§ **Exercise goal**:
Locate each line holding the string "certificates" and copy it.

§ **Task inputs**:
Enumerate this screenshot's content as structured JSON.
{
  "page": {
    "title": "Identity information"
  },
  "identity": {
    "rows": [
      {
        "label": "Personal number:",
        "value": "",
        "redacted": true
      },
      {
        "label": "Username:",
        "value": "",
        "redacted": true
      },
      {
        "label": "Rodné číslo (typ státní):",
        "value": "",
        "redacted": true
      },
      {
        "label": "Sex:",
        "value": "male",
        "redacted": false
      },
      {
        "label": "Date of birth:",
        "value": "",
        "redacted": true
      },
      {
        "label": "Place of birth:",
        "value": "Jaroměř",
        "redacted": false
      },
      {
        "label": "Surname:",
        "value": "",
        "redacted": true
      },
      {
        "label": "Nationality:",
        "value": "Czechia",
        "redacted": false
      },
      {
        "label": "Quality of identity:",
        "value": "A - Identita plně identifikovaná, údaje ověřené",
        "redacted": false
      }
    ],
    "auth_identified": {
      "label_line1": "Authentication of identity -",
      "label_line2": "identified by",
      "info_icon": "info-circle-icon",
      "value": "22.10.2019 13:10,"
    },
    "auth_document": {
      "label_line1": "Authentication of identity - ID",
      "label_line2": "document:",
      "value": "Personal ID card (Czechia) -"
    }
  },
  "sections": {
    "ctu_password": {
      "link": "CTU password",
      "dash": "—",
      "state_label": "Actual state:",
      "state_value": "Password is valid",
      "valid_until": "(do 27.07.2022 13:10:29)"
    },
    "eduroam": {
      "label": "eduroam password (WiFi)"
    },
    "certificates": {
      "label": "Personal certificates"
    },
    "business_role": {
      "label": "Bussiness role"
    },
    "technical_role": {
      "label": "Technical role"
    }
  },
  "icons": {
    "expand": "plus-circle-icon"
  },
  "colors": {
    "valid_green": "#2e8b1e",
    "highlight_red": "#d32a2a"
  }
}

§ **The reply**:
    "certificates": {
      "label": "Personal certificates"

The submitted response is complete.